- **Exercise details**:
Write only the number of lines holding the string "Total".

Data listing
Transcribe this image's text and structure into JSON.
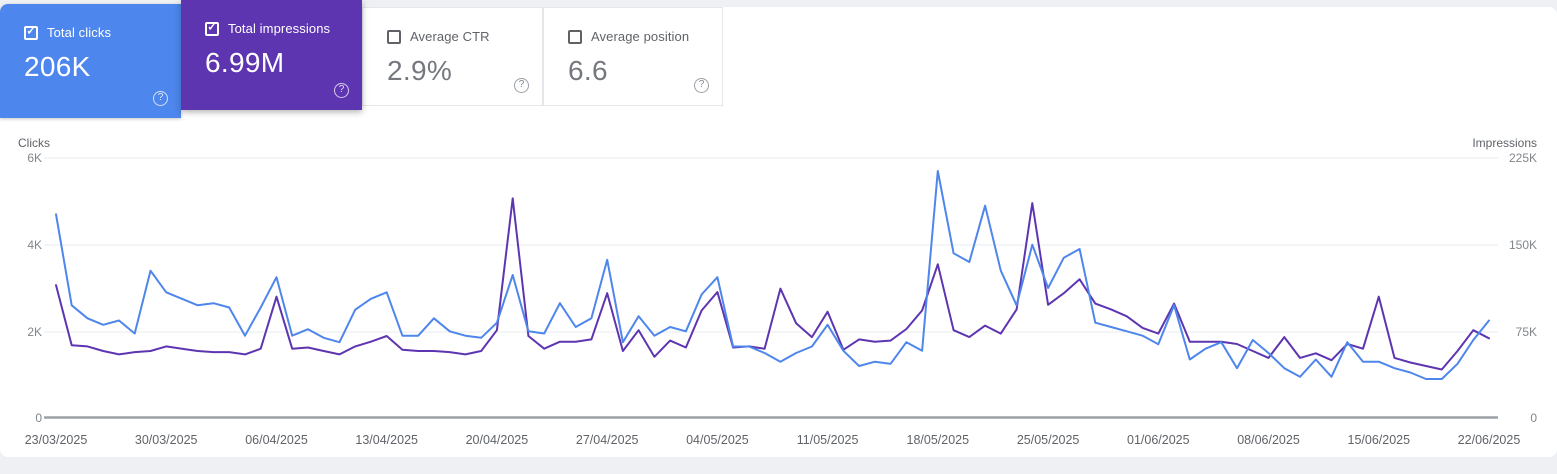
{
  "cards": [
    {
      "label": "Total clicks",
      "value": "206K",
      "checked": true,
      "selected": true,
      "bg": "#4d86ec"
    },
    {
      "label": "Total impressions",
      "value": "6.99M",
      "checked": true,
      "selected": true,
      "bg": "#5e35b1"
    },
    {
      "label": "Average CTR",
      "value": "2.9%",
      "checked": false,
      "selected": false,
      "bg": "#ffffff"
    },
    {
      "label": "Average position",
      "value": "6.6",
      "checked": false,
      "selected": false,
      "bg": "#ffffff"
    }
  ],
  "icons": {
    "checkmark": "✓",
    "help": "?"
  },
  "chart_data": {
    "type": "line",
    "start_date": "23/03/2025",
    "end_date": "22/06/2025",
    "x_tick_labels": [
      "23/03/2025",
      "30/03/2025",
      "06/04/2025",
      "13/04/2025",
      "20/04/2025",
      "27/04/2025",
      "04/05/2025",
      "11/05/2025",
      "18/05/2025",
      "25/05/2025",
      "01/06/2025",
      "08/06/2025",
      "15/06/2025",
      "22/06/2025"
    ],
    "left_axis": {
      "title": "Clicks",
      "ticks": [
        "6K",
        "4K",
        "2K",
        "0"
      ],
      "max": 6000,
      "min": 0
    },
    "right_axis": {
      "title": "Impressions",
      "ticks": [
        "225K",
        "150K",
        "75K",
        "0"
      ],
      "max": 225000,
      "min": 0
    },
    "grid": true,
    "legend_position": "none",
    "series": [
      {
        "name": "Total clicks",
        "axis": "left",
        "color": "#4e86ec",
        "values": [
          4700,
          2600,
          2300,
          2150,
          2250,
          1950,
          3400,
          2900,
          2750,
          2600,
          2650,
          2550,
          1900,
          2550,
          3250,
          1900,
          2050,
          1850,
          1750,
          2500,
          2750,
          2900,
          1900,
          1900,
          2300,
          2000,
          1900,
          1850,
          2200,
          3300,
          2000,
          1950,
          2650,
          2100,
          2300,
          3650,
          1750,
          2350,
          1900,
          2100,
          2000,
          2850,
          3250,
          1650,
          1650,
          1500,
          1300,
          1500,
          1650,
          2150,
          1550,
          1200,
          1300,
          1250,
          1750,
          1550,
          5700,
          3800,
          3600,
          4900,
          3400,
          2600,
          4000,
          3000,
          3700,
          3900,
          2200,
          2100,
          2000,
          1900,
          1700,
          2600,
          1350,
          1600,
          1750,
          1150,
          1800,
          1500,
          1150,
          950,
          1350,
          950,
          1750,
          1300,
          1300,
          1150,
          1050,
          900,
          900,
          1250,
          1800,
          2250
        ]
      },
      {
        "name": "Total impressions",
        "axis": "right",
        "color": "#5e35b1",
        "values": [
          115000,
          63000,
          62000,
          58000,
          55000,
          57000,
          58000,
          62000,
          60000,
          58000,
          57000,
          57000,
          55000,
          60000,
          105000,
          60000,
          61000,
          58000,
          55000,
          62000,
          66000,
          71000,
          59000,
          58000,
          58000,
          57000,
          55000,
          58000,
          76000,
          190000,
          71000,
          60000,
          66000,
          66000,
          68000,
          108000,
          58000,
          76000,
          53000,
          67000,
          61000,
          93000,
          109000,
          61000,
          62000,
          60000,
          112000,
          82000,
          70000,
          92000,
          59000,
          68000,
          66000,
          67000,
          77000,
          93000,
          133000,
          76000,
          70000,
          80000,
          73000,
          94000,
          186000,
          98000,
          108000,
          120000,
          99000,
          94000,
          88000,
          78000,
          73000,
          99000,
          66000,
          66000,
          66000,
          64000,
          58000,
          52000,
          70000,
          52000,
          56000,
          50000,
          64000,
          60000,
          105000,
          52000,
          48000,
          45000,
          42000,
          58000,
          76000,
          69000
        ]
      }
    ]
  }
}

- **Worked solution**:
4